[BEGIN]
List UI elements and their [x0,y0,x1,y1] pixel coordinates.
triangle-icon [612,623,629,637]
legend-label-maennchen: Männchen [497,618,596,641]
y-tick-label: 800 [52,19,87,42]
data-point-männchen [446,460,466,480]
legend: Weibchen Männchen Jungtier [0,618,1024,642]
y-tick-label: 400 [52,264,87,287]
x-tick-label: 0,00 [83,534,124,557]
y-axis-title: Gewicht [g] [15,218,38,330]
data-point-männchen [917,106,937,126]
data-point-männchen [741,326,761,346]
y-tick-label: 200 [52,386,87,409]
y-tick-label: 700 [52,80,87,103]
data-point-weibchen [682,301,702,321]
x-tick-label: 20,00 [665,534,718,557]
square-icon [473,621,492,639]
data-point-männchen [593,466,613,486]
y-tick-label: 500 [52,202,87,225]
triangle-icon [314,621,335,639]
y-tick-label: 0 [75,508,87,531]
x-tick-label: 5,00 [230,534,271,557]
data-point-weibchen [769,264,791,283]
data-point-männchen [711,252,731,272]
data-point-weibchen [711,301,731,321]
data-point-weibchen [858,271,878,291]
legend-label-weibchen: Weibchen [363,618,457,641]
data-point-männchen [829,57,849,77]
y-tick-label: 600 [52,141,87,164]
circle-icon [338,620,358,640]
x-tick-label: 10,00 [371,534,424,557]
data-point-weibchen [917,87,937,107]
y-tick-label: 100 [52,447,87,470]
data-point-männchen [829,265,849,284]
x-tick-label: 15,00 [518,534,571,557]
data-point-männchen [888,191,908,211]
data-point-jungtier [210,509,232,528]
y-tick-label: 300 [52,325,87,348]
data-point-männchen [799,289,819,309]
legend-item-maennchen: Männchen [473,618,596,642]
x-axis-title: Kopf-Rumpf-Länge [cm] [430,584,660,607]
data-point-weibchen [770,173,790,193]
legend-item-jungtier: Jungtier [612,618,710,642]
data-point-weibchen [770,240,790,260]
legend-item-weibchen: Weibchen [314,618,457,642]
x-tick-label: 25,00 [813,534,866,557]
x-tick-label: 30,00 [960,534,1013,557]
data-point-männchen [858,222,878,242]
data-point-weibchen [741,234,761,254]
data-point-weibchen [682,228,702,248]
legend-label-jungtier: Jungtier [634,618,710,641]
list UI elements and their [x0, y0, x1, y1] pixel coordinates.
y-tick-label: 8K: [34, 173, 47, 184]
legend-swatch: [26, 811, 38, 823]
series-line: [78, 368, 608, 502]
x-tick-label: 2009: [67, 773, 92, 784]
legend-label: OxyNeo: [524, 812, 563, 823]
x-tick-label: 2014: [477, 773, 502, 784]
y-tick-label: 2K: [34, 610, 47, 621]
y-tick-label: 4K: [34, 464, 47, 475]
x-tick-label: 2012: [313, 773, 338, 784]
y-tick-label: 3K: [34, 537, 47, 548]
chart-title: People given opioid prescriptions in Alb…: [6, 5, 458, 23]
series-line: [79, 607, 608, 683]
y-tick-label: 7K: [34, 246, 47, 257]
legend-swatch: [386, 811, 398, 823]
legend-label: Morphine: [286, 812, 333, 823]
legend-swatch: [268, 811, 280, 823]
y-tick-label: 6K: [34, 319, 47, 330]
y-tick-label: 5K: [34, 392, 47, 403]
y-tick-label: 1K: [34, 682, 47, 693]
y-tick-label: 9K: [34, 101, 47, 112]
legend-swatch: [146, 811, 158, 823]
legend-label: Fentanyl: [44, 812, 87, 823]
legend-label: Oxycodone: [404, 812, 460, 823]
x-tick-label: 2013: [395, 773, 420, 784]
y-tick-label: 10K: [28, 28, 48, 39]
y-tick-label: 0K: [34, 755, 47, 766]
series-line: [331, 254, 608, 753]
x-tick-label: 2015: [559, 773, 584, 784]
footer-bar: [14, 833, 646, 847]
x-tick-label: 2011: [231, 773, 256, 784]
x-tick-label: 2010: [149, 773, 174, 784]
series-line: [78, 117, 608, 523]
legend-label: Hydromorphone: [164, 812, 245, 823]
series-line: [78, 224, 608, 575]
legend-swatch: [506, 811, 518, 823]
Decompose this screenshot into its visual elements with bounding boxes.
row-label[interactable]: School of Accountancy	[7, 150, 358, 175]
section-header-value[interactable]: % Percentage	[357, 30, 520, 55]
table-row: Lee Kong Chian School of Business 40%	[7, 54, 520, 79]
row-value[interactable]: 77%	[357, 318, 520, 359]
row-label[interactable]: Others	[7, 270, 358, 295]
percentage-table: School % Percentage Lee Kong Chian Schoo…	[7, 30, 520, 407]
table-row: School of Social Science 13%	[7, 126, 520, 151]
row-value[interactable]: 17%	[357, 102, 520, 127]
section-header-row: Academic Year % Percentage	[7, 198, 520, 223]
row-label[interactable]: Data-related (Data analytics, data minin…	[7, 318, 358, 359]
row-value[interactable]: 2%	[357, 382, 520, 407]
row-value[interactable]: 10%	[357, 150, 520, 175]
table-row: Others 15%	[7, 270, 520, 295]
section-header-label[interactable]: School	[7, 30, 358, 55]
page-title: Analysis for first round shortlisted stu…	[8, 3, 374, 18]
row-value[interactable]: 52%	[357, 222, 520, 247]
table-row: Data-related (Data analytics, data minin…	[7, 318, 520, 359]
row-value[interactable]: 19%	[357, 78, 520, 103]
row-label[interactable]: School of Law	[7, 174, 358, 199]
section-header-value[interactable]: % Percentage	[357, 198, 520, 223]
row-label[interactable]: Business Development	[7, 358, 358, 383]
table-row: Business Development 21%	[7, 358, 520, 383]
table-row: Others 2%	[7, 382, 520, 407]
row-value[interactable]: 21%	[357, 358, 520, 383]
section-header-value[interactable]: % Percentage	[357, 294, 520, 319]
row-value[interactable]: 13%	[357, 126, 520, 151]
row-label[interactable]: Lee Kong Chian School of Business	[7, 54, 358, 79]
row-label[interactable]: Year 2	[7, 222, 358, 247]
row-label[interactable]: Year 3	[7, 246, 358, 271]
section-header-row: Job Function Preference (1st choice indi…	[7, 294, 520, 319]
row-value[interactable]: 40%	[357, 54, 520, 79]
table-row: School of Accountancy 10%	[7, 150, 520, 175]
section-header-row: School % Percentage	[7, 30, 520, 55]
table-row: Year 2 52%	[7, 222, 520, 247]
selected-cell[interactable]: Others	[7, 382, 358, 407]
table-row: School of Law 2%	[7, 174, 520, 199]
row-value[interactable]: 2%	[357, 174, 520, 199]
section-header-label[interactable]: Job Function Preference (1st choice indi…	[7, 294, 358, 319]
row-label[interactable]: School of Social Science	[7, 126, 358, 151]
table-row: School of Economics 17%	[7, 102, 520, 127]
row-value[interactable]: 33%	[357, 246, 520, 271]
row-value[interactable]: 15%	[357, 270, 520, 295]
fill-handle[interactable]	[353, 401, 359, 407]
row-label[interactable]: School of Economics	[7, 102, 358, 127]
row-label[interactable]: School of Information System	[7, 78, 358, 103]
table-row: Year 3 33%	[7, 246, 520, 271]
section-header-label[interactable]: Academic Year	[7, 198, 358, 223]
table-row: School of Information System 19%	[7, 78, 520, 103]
[END]
• To be done
Convert all of the rows above into a numbered list, leaving out any blank lines.

• Exercise response
1. List UI elements and their [x0,y0,x1,y1] pixel coordinates.
2. triangle-icon [612,623,629,637]
3. legend-label-maennchen: Männchen [497,618,596,641]
4. y-tick-label: 800 [52,19,87,42]
5. data-point-männchen [446,460,466,480]
6. legend: Weibchen Männchen Jungtier [0,618,1024,642]
7. y-tick-label: 400 [52,264,87,287]
8. x-tick-label: 0,00 [83,534,124,557]
9. y-axis-title: Gewicht [g] [15,218,38,330]
10. data-point-männchen [917,106,937,126]
11. data-point-männchen [741,326,761,346]
12. y-tick-label: 200 [52,386,87,409]
13. y-tick-label: 700 [52,80,87,103]
14. data-point-weibchen [682,301,702,321]
15. x-tick-label: 20,00 [665,534,718,557]
16. square-icon [473,621,492,639]
17. data-point-männchen [593,466,613,486]
18. y-tick-label: 500 [52,202,87,225]
19. triangle-icon [314,621,335,639]
20. y-tick-label: 0 [75,508,87,531]
21. x-tick-label: 5,00 [230,534,271,557]
22. data-point-weibchen [769,264,791,283]
23. data-point-männchen [711,252,731,272]
24. data-point-weibchen [711,301,731,321]
25. data-point-weibchen [858,271,878,291]
26. legend-label-weibchen: Weibchen [363,618,457,641]
27. data-point-männchen [829,57,849,77]
28. y-tick-label: 600 [52,141,87,164]
29. circle-icon [338,620,358,640]
30. x-tick-label: 10,00 [371,534,424,557]
31. data-point-weibchen [917,87,937,107]
32. y-tick-label: 100 [52,447,87,470]
33. data-point-männchen [829,265,849,284]
34. x-tick-label: 15,00 [518,534,571,557]
35. data-point-männchen [888,191,908,211]
36. data-point-jungtier [210,509,232,528]
37. y-tick-label: 300 [52,325,87,348]
38. data-point-männchen [799,289,819,309]
39. legend-item-maennchen: Männchen [473,618,596,642]
40. x-axis-title: Kopf-Rumpf-Länge [cm] [430,584,660,607]
41. data-point-weibchen [770,173,790,193]
42. legend-item-jungtier: Jungtier [612,618,710,642]
43. data-point-weibchen [770,240,790,260]
44. legend-item-weibchen: Weibchen [314,618,457,642]
45. x-tick-label: 25,00 [813,534,866,557]
46. x-tick-label: 30,00 [960,534,1013,557]
47. data-point-männchen [858,222,878,242]
48. data-point-weibchen [741,234,761,254]
49. data-point-weibchen [682,228,702,248]
50. legend-label-jungtier: Jungtier [634,618,710,641]
51. list UI elements and their [x0, y0, x1, y1] pixel coordinates.
52. y-tick-label: 8K: [34, 173, 47, 184]
53. legend-swatch: [26, 811, 38, 823]
54. series-line: [78, 368, 608, 502]
55. x-tick-label: 2009: [67, 773, 92, 784]
56. legend-label: OxyNeo: [524, 812, 563, 823]
57. x-tick-label: 2014: [477, 773, 502, 784]
58. y-tick-label: 2K: [34, 610, 47, 621]
59. y-tick-label: 4K: [34, 464, 47, 475]
60. x-tick-label: 2012: [313, 773, 338, 784]
61. y-tick-label: 3K: [34, 537, 47, 548]
62. chart-title: People given opioid prescriptions in Alb…: [6, 5, 458, 23]
63. series-line: [79, 607, 608, 683]
64. y-tick-label: 7K: [34, 246, 47, 257]
65. legend-swatch: [386, 811, 398, 823]
66. legend-label: Morphine: [286, 812, 333, 823]
67. legend-swatch: [268, 811, 280, 823]
68. y-tick-label: 6K: [34, 319, 47, 330]
69. y-tick-label: 5K: [34, 392, 47, 403]
70. y-tick-label: 1K: [34, 682, 47, 693]
71. y-tick-label: 9K: [34, 101, 47, 112]
72. legend-swatch: [146, 811, 158, 823]
73. legend-label: Fentanyl: [44, 812, 87, 823]
74. legend-label: Oxycodone: [404, 812, 460, 823]
75. x-tick-label: 2013: [395, 773, 420, 784]
76. y-tick-label: 10K: [28, 28, 48, 39]
77. y-tick-label: 0K: [34, 755, 47, 766]
78. series-line: [331, 254, 608, 753]
79. x-tick-label: 2015: [559, 773, 584, 784]
80. footer-bar: [14, 833, 646, 847]
81. x-tick-label: 2011: [231, 773, 256, 784]
82. x-tick-label: 2010: [149, 773, 174, 784]
83. series-line: [78, 117, 608, 523]
84. legend-label: Hydromorphone: [164, 812, 245, 823]
85. series-line: [78, 224, 608, 575]
86. legend-swatch: [506, 811, 518, 823]
87. Decompose this screenshot into its visual elements with bounding boxes.
88. row-label[interactable]: School of Accountancy	[7, 150, 358, 175]
89. section-header-value[interactable]: % Percentage	[357, 30, 520, 55]
90. table-row: Lee Kong Chian School of Business 40%	[7, 54, 520, 79]
91. row-value[interactable]: 77%	[357, 318, 520, 359]
92. row-label[interactable]: Others	[7, 270, 358, 295]
93. percentage-table: School % Percentage Lee Kong Chian Schoo…	[7, 30, 520, 407]
94. table-row: School of Social Science 13%	[7, 126, 520, 151]
95. row-value[interactable]: 17%	[357, 102, 520, 127]
96. section-header-row: Academic Year % Percentage	[7, 198, 520, 223]
97. row-label[interactable]: Data-related (Data analytics, data minin…	[7, 318, 358, 359]
98. row-value[interactable]: 2%	[357, 382, 520, 407]
99. row-value[interactable]: 10%	[357, 150, 520, 175]
100. table-row: Others 15%	[7, 270, 520, 295]
101. section-header-label[interactable]: School	[7, 30, 358, 55]
102. page-title: Analysis for first round shortlisted stu…	[8, 3, 374, 18]
103. row-value[interactable]: 52%	[357, 222, 520, 247]
104. table-row: Data-related (Data analytics, data minin…	[7, 318, 520, 359]
105. row-value[interactable]: 19%	[357, 78, 520, 103]
106. row-label[interactable]: School of Law	[7, 174, 358, 199]
107. section-header-value[interactable]: % Percentage	[357, 198, 520, 223]
108. row-label[interactable]: Business Development	[7, 358, 358, 383]
109. table-row: Business Development 21%	[7, 358, 520, 383]
110. table-row: Others 2%	[7, 382, 520, 407]
111. row-value[interactable]: 21%	[357, 358, 520, 383]
112. section-header-value[interactable]: % Percentage	[357, 294, 520, 319]
113. row-value[interactable]: 13%	[357, 126, 520, 151]
114. row-label[interactable]: Lee Kong Chian School of Business	[7, 54, 358, 79]
115. row-label[interactable]: Year 2	[7, 222, 358, 247]
116. row-label[interactable]: Year 3	[7, 246, 358, 271]
117. section-header-row: Job Function Preference (1st choice indi…	[7, 294, 520, 319]
118. row-value[interactable]: 40%	[357, 54, 520, 79]
119. table-row: School of Accountancy 10%	[7, 150, 520, 175]
120. section-header-row: School % Percentage	[7, 30, 520, 55]
121. table-row: Year 2 52%	[7, 222, 520, 247]
122. selected-cell[interactable]: Others	[7, 382, 358, 407]
123. table-row: School of Law 2%	[7, 174, 520, 199]
124. row-value[interactable]: 2%	[357, 174, 520, 199]
125. section-header-label[interactable]: Job Function Preference (1st choice indi…	[7, 294, 358, 319]
126. row-label[interactable]: School of Social Science	[7, 126, 358, 151]
127. table-row: School of Economics 17%	[7, 102, 520, 127]
128. row-value[interactable]: 33%	[357, 246, 520, 271]
129. row-value[interactable]: 15%	[357, 270, 520, 295]
130. fill-handle[interactable]	[353, 401, 359, 407]
131. row-label[interactable]: School of Economics	[7, 102, 358, 127]
132. row-label[interactable]: School of Information System	[7, 78, 358, 103]
133. table-row: Year 3 33%	[7, 246, 520, 271]
134. section-header-label[interactable]: Academic Year	[7, 198, 358, 223]
135. table-row: School of Information System 19%	[7, 78, 520, 103]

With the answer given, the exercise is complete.